■ **Task description**
Return all of the data exactly as written, without the pictures.

═════ Dataset content

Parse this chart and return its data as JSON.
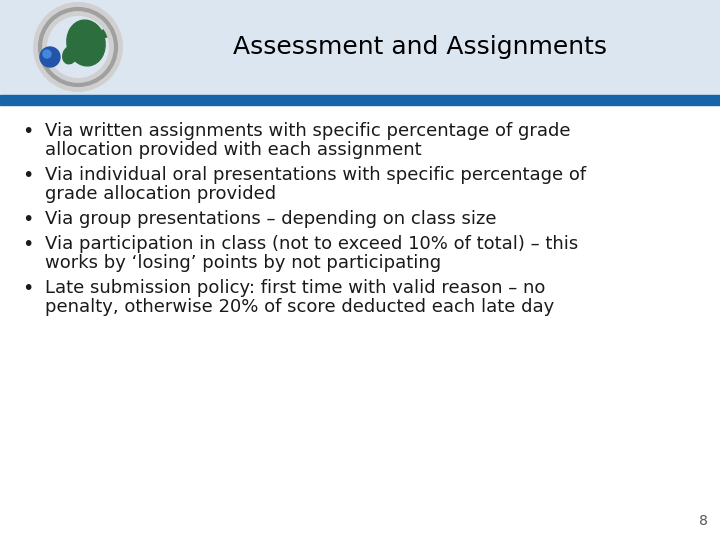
{
  "title": "Assessment and Assignments",
  "title_fontsize": 18,
  "title_color": "#000000",
  "header_bg_color": "#dce6f1",
  "header_bar_color": "#1565a8",
  "body_bg_color": "#ffffff",
  "page_number": "8",
  "bullet_points": [
    [
      "Via written assignments with specific percentage of grade",
      "allocation provided with each assignment"
    ],
    [
      "Via individual oral presentations with specific percentage of",
      "grade allocation provided"
    ],
    [
      "Via group presentations – depending on class size"
    ],
    [
      "Via participation in class (not to exceed 10% of total) – this",
      "works by ‘losing’ points by not participating"
    ],
    [
      "Late submission policy: first time with valid reason – no",
      "penalty, otherwise 20% of score deducted each late day"
    ]
  ],
  "bullet_fontsize": 13,
  "bullet_color": "#1a1a1a",
  "font_family": "DejaVu Sans"
}
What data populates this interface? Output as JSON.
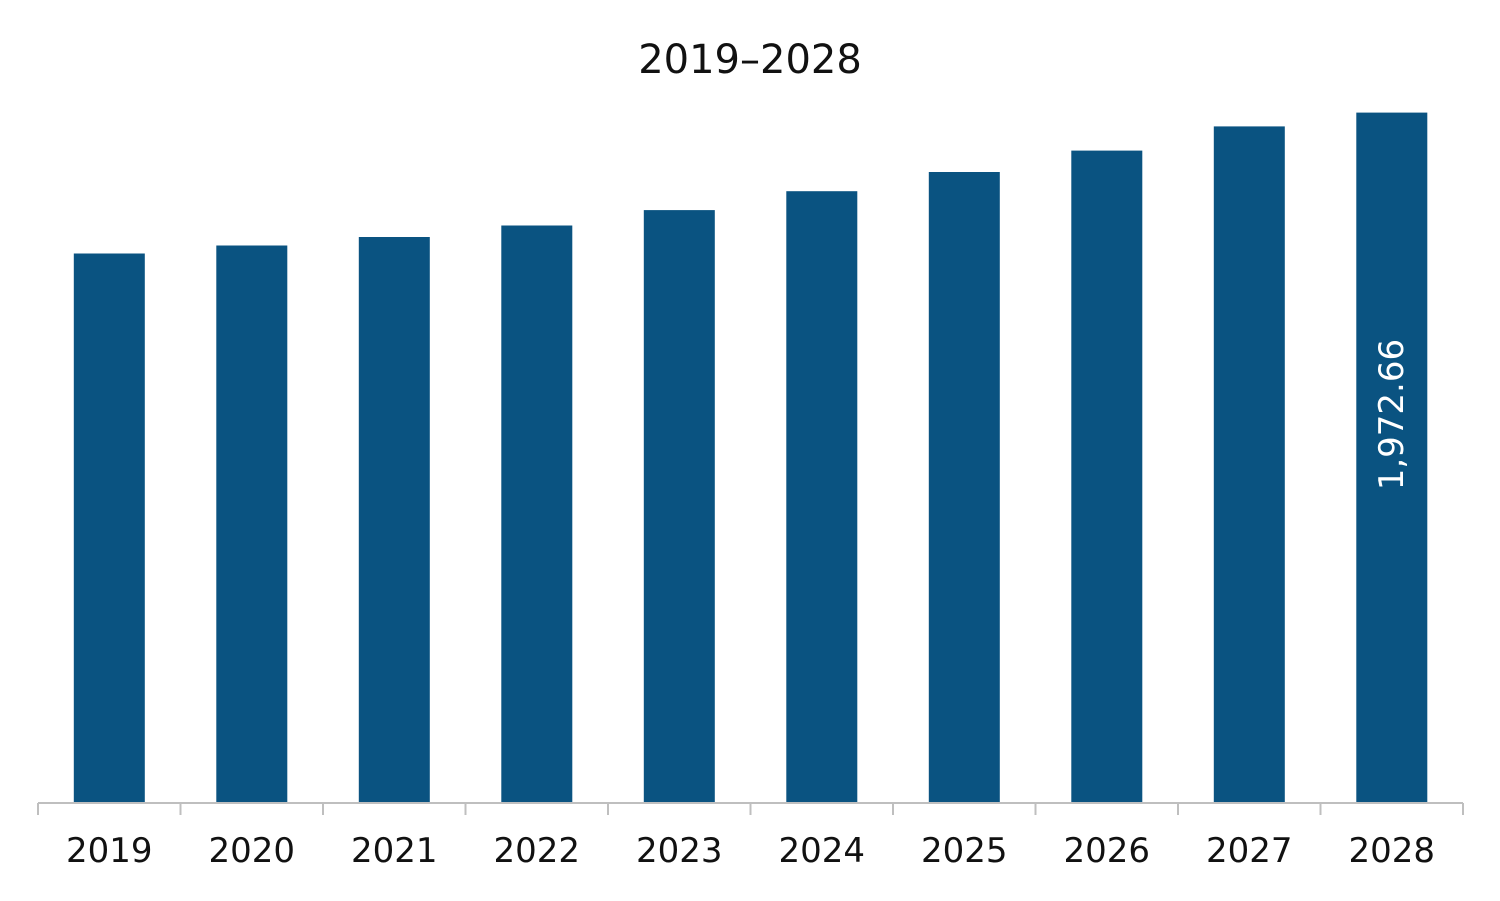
{
  "colors": {
    "bar": "#0a5381",
    "axis": "#bfbfbf",
    "text": "#111111",
    "data_label": "#ffffff",
    "background": "#ffffff"
  },
  "chart_data": {
    "type": "bar",
    "title": "2019–2028",
    "xlabel": "",
    "ylabel": "",
    "categories": [
      "2019",
      "2020",
      "2021",
      "2022",
      "2023",
      "2024",
      "2025",
      "2026",
      "2027",
      "2028"
    ],
    "values": [
      1570,
      1593,
      1617,
      1650,
      1694,
      1748,
      1803,
      1864,
      1933,
      1972.66
    ],
    "ylim": [
      0,
      2000
    ],
    "grid": false,
    "legend": "none",
    "data_labels": [
      {
        "category": "2028",
        "text": "1,972.66",
        "orientation": "vertical"
      }
    ]
  }
}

══════════

■ **The completed task**
Parse this chart and return its data as JSON.
{
  "title": "Assessment and Assignments",
  "title_fontsize": 18,
  "title_color": "#000000",
  "header_bg_color": "#dce6f1",
  "header_bar_color": "#1565a8",
  "body_bg_color": "#ffffff",
  "page_number": "8",
  "bullet_points": [
    [
      "Via written assignments with specific percentage of grade",
      "allocation provided with each assignment"
    ],
    [
      "Via individual oral presentations with specific percentage of",
      "grade allocation provided"
    ],
    [
      "Via group presentations – depending on class size"
    ],
    [
      "Via participation in class (not to exceed 10% of total) – this",
      "works by ‘losing’ points by not participating"
    ],
    [
      "Late submission policy: first time with valid reason – no",
      "penalty, otherwise 20% of score deducted each late day"
    ]
  ],
  "bullet_fontsize": 13,
  "bullet_color": "#1a1a1a",
  "font_family": "DejaVu Sans"
}
What data populates this interface? Output as JSON.
{
  "colors": {
    "bar": "#0a5381",
    "axis": "#bfbfbf",
    "text": "#111111",
    "data_label": "#ffffff",
    "background": "#ffffff"
  },
  "chart_data": {
    "type": "bar",
    "title": "2019–2028",
    "xlabel": "",
    "ylabel": "",
    "categories": [
      "2019",
      "2020",
      "2021",
      "2022",
      "2023",
      "2024",
      "2025",
      "2026",
      "2027",
      "2028"
    ],
    "values": [
      1570,
      1593,
      1617,
      1650,
      1694,
      1748,
      1803,
      1864,
      1933,
      1972.66
    ],
    "ylim": [
      0,
      2000
    ],
    "grid": false,
    "legend": "none",
    "data_labels": [
      {
        "category": "2028",
        "text": "1,972.66",
        "orientation": "vertical"
      }
    ]
  }
}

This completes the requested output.